**Brano:**

• • • • •

Il 4 dicembre abbiamo celebrato con alcuni sacerdoti delle diocesi a noi vicine la Giornata Missionaria Sacerdotale. In quell'occasione p. Giuseppe Arrigoni ha messo a punto alcune idee che esprimono bene il nostro cammino.

Molti in diocesi di Venezia, parlando dei Saveriani, sono rimasti con la memoria di villa Visinoni ai bei tempi, quando questa Casa pullulava di giovani reclute per le missioni. Ebbene, i tempi sono cambiati. Nel 1990 abbiamo chiuso questo seminario perché la situazione si era resa insostenibile. Si ventilò anche l'idea di chiudere definitivamente questa presenza Saveriana in diocesi di Venezia. Ma intervennero vari fattori che fecero pendere l'ago della bilancia verso un ridimensionamento delle strutture ed una riqualifica della nostra presenza.

• • • • •

**Estratti dei record:**
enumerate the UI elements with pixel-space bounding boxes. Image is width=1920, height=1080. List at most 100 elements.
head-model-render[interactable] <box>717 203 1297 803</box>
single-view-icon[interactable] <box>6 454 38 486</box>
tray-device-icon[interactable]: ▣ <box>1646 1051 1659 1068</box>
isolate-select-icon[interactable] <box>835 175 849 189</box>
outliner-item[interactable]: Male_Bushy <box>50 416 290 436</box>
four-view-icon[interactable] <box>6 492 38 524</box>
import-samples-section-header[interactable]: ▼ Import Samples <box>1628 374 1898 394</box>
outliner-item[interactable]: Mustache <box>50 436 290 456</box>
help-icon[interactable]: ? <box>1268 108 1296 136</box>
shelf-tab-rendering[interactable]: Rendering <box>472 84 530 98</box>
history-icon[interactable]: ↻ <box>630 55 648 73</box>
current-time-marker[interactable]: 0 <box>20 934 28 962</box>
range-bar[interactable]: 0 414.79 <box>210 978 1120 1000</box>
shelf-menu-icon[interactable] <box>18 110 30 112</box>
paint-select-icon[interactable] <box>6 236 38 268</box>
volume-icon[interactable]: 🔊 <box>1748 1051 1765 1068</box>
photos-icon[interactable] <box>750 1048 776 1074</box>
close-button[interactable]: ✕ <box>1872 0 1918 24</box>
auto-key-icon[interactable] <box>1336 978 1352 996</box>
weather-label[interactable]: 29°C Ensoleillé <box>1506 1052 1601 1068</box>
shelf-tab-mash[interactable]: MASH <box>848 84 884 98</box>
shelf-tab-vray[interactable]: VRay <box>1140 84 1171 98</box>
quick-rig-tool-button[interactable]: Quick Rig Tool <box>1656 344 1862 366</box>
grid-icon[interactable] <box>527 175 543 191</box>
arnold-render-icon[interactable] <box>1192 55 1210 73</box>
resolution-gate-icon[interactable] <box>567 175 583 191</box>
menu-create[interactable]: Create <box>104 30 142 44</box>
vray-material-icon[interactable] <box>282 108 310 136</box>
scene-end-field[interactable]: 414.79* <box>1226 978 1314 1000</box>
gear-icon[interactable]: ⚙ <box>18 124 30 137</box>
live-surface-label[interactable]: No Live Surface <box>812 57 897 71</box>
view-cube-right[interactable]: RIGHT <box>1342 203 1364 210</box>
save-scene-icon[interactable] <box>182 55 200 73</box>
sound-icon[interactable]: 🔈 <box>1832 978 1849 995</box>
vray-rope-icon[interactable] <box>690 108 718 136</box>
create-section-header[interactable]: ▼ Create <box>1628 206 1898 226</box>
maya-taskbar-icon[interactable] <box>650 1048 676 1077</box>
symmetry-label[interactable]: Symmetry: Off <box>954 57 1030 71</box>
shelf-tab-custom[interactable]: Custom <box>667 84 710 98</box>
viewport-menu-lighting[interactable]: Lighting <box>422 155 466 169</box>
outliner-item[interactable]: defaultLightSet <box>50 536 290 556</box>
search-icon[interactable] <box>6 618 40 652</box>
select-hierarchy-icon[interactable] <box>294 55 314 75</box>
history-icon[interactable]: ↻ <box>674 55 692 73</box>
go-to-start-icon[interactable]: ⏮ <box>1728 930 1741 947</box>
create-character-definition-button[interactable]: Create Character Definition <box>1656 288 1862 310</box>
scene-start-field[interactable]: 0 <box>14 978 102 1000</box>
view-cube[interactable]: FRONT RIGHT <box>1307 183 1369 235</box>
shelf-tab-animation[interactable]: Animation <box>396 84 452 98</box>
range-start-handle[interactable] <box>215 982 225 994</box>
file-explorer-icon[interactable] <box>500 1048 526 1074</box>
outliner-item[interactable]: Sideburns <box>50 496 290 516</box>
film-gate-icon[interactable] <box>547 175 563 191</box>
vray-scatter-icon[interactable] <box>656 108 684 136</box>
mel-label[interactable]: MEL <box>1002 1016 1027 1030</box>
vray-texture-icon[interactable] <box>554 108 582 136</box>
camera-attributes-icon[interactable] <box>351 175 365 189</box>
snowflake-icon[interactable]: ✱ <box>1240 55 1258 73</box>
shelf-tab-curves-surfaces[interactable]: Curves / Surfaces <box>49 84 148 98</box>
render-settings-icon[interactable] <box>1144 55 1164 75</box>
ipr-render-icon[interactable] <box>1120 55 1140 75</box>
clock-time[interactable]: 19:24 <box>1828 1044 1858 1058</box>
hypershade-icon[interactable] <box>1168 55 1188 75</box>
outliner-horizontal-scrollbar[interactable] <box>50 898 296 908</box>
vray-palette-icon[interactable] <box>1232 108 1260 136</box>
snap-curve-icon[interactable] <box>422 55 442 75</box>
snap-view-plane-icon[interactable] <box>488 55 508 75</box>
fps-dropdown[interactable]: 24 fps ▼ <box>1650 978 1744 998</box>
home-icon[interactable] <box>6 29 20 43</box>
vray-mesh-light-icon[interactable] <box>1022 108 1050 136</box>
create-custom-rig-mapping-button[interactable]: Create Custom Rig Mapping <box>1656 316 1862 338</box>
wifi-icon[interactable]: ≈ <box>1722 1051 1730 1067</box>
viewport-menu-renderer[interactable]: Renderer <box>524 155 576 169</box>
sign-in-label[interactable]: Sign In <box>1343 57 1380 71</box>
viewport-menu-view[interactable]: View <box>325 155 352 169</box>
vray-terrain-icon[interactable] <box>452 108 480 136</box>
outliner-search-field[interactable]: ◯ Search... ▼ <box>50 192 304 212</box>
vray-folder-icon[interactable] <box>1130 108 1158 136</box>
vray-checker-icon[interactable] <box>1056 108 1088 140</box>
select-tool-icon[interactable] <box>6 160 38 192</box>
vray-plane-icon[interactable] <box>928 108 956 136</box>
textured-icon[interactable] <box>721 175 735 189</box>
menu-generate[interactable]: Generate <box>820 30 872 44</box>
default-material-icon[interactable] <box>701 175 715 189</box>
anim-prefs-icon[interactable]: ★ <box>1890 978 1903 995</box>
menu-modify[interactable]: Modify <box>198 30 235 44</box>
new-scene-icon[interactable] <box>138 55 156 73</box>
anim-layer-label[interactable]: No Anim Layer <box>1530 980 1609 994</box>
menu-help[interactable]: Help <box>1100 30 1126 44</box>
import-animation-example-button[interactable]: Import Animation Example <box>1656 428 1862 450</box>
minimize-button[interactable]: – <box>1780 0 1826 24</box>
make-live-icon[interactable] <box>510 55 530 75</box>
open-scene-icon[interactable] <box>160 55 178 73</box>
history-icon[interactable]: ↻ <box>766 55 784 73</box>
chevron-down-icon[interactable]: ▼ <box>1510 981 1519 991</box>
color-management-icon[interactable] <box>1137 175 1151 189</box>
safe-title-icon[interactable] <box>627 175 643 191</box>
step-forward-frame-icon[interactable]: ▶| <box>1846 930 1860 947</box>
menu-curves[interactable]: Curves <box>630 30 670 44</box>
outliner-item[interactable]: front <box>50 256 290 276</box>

• • • • •

**Esercizio 1:** Nel brano sui Saveriani a Venezia, per quale motivo nel 1990 fu chiuso il seminario di villa Visinoni? Risponda in una o due frasi.
**Esercizio 2:** Prosegua il brano sui Saveriani a Venezia a partire dall'ultima frase riportata.

**Risposta 1:** Il seminario fu chiuso nel 1990 perché la situazione si era resa insostenibile.

**Risposta 2:**
Il Patriarca stesso espresse chiaramente il desiderio che restassimo, perché eravamo l'unico Istituto esclusivamente missionario presente in diocesi. Inoltre per centinaia di missionari oggi sparsi in tutto il mondo, Zelarino è importante perché qui hanno trascorso vari anni della loro formazione; da non dimenticare che tra loro vari sono martiri. Molti amici e benefattori, nel frattempo, hanno fatto sentire la loro voce: come abbandonare coloro che con noi hanno condiviso per tanti anni la passione per la missione? E così siamo ancora qui a continuare la santa avventura, nella Chiesa di Venezia.

Con gioia condividiamo con la diocesi gli stessi spazi di un tempo. Questa coabitazione ci fa ben sperare in una stagione ricca di comunione e di frutti.

Perché alcuni di noi sono in Italia

Ci sentiamo missionari non solo quando si parte, ma anche quando si torna per raccontare le meraviglie operate da Dio nelle giovani Chiese e così, con gli altri Istituti missionari, animare le Chiese da dove siamo partiti e creare in loro la conoscenza missionaria. A noi i vescovi italiani hanno chiesto di "aprire il libro delle missioni ed essere pungolo efficace" e, al tempo stesso, di essere fedeli all'animazione missionaria ad gentes e ad vitam, come segno, strumento e memoria della missione della Chiesa. La nostra presenza deve dire a tutti che si è missionari quando si vive e si soffre per la missione, perché Cristo sia fatto conoscere a tutti, spendendo ogni energia e approfittando di ogni circostanza, per comunicare la propria passione missionaria.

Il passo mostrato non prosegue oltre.